_MATERIALS PROVIDED_
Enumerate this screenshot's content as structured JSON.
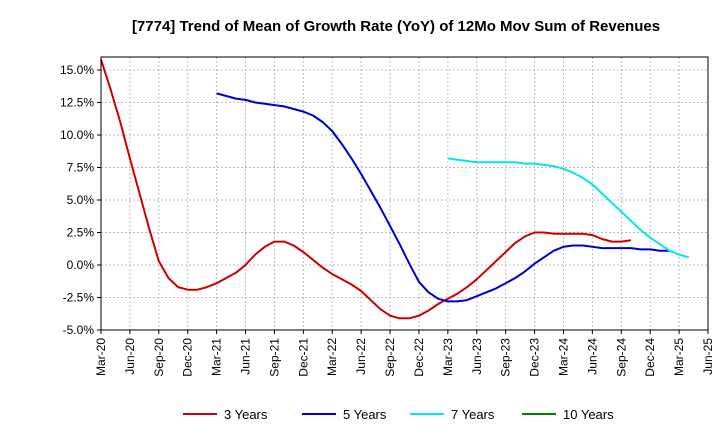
{
  "chart_data": {
    "type": "line",
    "title": "[7774]  Trend of Mean of Growth Rate (YoY) of 12Mo Mov Sum of Revenues",
    "xlabel": "",
    "ylabel": "",
    "ylim": [
      -5.0,
      16.0
    ],
    "y_ticks": [
      15.0,
      12.5,
      10.0,
      7.5,
      5.0,
      2.5,
      0.0,
      -2.5,
      -5.0
    ],
    "y_tick_labels": [
      "15.0%",
      "12.5%",
      "10.0%",
      "7.5%",
      "5.0%",
      "2.5%",
      "0.0%",
      "-2.5%",
      "-5.0%"
    ],
    "x_tick_labels": [
      "Mar-20",
      "Jun-20",
      "Sep-20",
      "Dec-20",
      "Mar-21",
      "Jun-21",
      "Sep-21",
      "Dec-21",
      "Mar-22",
      "Jun-22",
      "Sep-22",
      "Dec-22",
      "Mar-23",
      "Jun-23",
      "Sep-23",
      "Dec-23",
      "Mar-24",
      "Jun-24",
      "Sep-24",
      "Dec-24",
      "Mar-25",
      "Jun-25"
    ],
    "grid": true,
    "legend_position": "bottom",
    "series": [
      {
        "name": "3 Years",
        "color": "#cc0000",
        "start_index": 0,
        "values": [
          15.8,
          13.5,
          11.0,
          8.2,
          5.5,
          2.8,
          0.3,
          -1.0,
          -1.7,
          -1.9,
          -1.9,
          -1.7,
          -1.4,
          -1.0,
          -0.6,
          0.0,
          0.8,
          1.4,
          1.8,
          1.8,
          1.5,
          1.0,
          0.4,
          -0.2,
          -0.7,
          -1.1,
          -1.5,
          -2.0,
          -2.7,
          -3.4,
          -3.9,
          -4.1,
          -4.1,
          -3.9,
          -3.5,
          -3.0,
          -2.6,
          -2.2,
          -1.7,
          -1.1,
          -0.4,
          0.3,
          1.0,
          1.7,
          2.2,
          2.5,
          2.5,
          2.4,
          2.4,
          2.4,
          2.4,
          2.3,
          2.0,
          1.8,
          1.8,
          1.9
        ]
      },
      {
        "name": "5 Years",
        "color": "#0000cc",
        "start_index": 12,
        "values": [
          13.2,
          13.0,
          12.8,
          12.7,
          12.5,
          12.4,
          12.3,
          12.2,
          12.0,
          11.8,
          11.5,
          11.0,
          10.3,
          9.3,
          8.2,
          7.0,
          5.7,
          4.4,
          3.0,
          1.6,
          0.1,
          -1.3,
          -2.1,
          -2.6,
          -2.8,
          -2.8,
          -2.7,
          -2.4,
          -2.1,
          -1.8,
          -1.4,
          -1.0,
          -0.5,
          0.1,
          0.6,
          1.1,
          1.4,
          1.5,
          1.5,
          1.4,
          1.3,
          1.3,
          1.3,
          1.3,
          1.2,
          1.2,
          1.1,
          1.1
        ]
      },
      {
        "name": "7 Years",
        "color": "#00e5ee",
        "start_index": 36,
        "values": [
          8.2,
          8.1,
          8.0,
          7.9,
          7.9,
          7.9,
          7.9,
          7.9,
          7.8,
          7.8,
          7.7,
          7.6,
          7.4,
          7.1,
          6.7,
          6.2,
          5.5,
          4.8,
          4.1,
          3.4,
          2.7,
          2.1,
          1.6,
          1.1,
          0.8,
          0.6
        ]
      },
      {
        "name": "10 Years",
        "color": "#008000",
        "start_index": 0,
        "values": []
      }
    ]
  }
}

_WHAT IS EXPECTED_
Your task is to pick out every line with the string "name" and copy it.

_RESULT OF THE EXERCISE_
        "name": "3 Years",
        "name": "5 Years",
        "name": "7 Years",
        "name": "10 Years",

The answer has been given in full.